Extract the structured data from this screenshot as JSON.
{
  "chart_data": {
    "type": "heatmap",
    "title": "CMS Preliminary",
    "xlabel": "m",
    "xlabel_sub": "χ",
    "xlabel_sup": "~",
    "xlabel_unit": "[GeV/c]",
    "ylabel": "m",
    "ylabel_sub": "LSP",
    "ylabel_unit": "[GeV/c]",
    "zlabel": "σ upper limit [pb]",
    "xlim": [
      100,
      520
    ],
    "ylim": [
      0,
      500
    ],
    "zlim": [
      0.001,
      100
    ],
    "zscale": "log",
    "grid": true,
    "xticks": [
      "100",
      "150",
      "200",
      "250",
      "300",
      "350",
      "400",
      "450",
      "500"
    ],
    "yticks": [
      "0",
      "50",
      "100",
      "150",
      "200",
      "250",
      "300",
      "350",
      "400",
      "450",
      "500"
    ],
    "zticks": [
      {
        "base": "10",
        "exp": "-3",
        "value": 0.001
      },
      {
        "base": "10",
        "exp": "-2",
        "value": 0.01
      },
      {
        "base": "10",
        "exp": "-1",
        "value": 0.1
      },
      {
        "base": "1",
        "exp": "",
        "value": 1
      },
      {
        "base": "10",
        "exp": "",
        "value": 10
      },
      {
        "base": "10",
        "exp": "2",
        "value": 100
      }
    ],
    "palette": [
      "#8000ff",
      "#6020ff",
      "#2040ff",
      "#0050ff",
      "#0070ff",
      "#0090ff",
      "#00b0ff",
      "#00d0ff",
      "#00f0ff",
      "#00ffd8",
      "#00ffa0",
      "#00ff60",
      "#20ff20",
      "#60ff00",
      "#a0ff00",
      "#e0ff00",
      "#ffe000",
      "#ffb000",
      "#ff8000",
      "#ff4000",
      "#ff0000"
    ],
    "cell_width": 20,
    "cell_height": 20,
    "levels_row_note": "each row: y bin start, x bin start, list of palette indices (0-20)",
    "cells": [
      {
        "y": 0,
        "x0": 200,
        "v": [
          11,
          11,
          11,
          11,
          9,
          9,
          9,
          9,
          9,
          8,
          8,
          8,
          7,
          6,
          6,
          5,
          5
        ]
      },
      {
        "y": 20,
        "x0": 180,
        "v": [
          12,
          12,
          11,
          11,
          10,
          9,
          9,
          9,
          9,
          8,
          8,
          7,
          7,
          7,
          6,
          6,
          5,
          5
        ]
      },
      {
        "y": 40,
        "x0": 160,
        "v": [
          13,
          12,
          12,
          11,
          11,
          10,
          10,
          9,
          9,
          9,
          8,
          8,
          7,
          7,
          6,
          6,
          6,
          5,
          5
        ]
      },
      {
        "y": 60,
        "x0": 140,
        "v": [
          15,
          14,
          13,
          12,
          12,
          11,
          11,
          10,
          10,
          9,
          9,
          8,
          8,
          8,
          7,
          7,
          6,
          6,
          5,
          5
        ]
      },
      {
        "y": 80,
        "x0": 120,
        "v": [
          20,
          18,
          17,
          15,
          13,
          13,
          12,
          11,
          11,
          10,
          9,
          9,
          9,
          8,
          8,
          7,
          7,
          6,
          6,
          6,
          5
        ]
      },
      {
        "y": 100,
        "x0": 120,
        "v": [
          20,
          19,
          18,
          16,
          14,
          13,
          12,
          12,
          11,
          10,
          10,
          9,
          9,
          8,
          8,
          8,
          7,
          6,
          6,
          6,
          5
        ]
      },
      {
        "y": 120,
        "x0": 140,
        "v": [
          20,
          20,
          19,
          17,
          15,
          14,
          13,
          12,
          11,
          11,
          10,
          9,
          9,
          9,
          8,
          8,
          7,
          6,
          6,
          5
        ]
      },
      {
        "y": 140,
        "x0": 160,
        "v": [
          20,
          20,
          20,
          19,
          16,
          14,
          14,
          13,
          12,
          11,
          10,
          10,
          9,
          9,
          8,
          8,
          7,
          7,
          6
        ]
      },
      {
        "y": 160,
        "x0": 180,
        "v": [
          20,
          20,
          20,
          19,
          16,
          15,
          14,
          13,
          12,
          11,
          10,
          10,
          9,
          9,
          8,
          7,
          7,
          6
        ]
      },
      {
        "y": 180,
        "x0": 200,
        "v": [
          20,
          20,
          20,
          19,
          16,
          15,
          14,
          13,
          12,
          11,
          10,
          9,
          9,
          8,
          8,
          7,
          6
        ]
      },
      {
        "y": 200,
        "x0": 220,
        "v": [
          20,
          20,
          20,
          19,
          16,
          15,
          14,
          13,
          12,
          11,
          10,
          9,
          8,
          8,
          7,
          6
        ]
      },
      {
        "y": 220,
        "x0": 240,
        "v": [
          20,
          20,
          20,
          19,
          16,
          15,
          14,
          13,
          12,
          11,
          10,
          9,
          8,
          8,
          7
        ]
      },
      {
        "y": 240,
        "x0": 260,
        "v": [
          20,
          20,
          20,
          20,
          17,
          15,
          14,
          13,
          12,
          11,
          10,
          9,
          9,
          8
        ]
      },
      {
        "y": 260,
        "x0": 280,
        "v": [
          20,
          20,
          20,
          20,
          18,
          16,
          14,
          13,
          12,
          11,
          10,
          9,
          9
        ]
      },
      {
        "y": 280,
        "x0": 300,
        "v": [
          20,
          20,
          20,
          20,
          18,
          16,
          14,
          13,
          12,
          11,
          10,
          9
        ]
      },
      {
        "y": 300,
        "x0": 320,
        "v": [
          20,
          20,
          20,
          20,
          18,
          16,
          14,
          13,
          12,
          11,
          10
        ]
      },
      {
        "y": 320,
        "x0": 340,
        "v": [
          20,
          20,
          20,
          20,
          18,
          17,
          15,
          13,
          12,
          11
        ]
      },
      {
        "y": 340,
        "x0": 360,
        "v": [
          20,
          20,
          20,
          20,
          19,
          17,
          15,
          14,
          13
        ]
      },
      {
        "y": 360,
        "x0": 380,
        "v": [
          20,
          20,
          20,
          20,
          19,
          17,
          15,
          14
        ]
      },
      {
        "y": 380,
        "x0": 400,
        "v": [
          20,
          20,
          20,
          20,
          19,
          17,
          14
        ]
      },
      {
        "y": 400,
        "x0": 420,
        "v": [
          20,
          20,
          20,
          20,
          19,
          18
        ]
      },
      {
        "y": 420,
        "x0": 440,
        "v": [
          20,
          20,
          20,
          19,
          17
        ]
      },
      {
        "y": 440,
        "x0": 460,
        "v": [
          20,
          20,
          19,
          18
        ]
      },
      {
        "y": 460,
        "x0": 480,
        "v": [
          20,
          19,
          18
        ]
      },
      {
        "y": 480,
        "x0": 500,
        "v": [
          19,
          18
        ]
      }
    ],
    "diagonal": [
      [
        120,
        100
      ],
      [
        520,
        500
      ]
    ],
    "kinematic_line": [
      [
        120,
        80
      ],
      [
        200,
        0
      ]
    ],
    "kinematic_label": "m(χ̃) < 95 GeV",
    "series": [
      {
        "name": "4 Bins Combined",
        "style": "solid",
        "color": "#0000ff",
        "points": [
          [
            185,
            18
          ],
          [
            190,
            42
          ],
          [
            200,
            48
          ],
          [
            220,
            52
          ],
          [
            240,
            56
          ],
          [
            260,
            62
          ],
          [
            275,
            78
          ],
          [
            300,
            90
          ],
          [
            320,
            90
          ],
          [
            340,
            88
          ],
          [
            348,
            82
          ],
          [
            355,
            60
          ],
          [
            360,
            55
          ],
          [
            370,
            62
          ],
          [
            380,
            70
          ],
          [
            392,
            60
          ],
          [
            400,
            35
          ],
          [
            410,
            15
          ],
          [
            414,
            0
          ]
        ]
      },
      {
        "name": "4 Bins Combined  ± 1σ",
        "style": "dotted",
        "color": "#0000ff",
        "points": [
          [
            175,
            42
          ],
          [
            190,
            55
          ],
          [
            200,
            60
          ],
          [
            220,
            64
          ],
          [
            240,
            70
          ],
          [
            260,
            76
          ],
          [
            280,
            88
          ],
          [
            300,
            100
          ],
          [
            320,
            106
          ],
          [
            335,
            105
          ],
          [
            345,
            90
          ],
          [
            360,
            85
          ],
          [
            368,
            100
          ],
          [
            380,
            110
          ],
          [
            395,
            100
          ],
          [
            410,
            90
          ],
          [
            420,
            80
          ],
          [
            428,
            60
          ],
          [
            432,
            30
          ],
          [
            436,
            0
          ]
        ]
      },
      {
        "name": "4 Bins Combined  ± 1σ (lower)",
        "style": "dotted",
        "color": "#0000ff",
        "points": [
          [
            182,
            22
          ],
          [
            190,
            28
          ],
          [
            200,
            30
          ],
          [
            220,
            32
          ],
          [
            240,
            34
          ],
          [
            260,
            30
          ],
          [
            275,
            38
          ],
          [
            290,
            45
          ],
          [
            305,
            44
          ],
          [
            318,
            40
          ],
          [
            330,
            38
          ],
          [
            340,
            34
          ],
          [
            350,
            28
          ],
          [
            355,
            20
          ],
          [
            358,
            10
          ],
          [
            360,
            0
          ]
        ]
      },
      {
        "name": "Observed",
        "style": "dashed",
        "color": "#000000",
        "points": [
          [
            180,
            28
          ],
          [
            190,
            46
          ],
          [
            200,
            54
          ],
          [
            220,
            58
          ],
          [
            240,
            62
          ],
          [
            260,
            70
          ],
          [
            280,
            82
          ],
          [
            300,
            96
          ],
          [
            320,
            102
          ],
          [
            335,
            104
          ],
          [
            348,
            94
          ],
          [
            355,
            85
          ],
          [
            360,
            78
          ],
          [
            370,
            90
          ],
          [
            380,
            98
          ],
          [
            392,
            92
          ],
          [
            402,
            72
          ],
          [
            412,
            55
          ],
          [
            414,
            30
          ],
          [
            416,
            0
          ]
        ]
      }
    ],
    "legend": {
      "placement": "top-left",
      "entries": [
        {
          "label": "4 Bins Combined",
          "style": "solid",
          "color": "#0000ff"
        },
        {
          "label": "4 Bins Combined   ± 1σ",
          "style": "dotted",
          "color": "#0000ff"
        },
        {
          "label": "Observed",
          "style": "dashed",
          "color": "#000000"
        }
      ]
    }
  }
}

==

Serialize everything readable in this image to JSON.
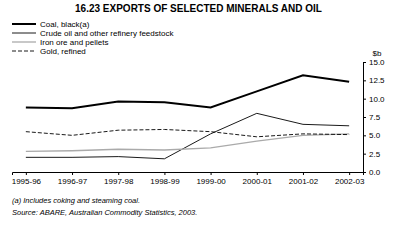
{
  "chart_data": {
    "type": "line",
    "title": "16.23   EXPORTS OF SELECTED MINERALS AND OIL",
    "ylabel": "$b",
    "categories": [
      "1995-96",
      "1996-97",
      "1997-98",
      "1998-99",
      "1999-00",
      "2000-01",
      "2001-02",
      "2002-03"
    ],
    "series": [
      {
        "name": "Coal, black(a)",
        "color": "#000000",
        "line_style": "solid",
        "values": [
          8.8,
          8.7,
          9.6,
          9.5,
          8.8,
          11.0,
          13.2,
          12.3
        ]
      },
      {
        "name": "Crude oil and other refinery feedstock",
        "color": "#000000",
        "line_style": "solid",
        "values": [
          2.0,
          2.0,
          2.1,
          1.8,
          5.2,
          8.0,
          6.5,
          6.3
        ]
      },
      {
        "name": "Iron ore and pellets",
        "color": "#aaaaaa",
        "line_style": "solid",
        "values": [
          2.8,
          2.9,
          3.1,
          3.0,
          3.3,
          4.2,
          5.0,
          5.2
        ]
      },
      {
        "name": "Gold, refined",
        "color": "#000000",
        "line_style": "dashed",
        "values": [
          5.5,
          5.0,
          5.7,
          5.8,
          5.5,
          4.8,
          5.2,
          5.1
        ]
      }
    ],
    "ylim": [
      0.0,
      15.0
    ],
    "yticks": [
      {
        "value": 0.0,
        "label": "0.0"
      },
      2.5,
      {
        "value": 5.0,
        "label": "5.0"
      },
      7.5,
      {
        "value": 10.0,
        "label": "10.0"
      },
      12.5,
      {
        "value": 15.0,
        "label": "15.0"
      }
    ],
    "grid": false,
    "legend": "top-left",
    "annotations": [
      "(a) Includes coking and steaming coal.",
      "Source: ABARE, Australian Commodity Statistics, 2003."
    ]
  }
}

__Written problem__:
Find the string "dashed" in the listing and return every line that holds it.

__Finished answer__:
        "style": "dashed",
          "style": "dashed",
        "line_style": "dashed",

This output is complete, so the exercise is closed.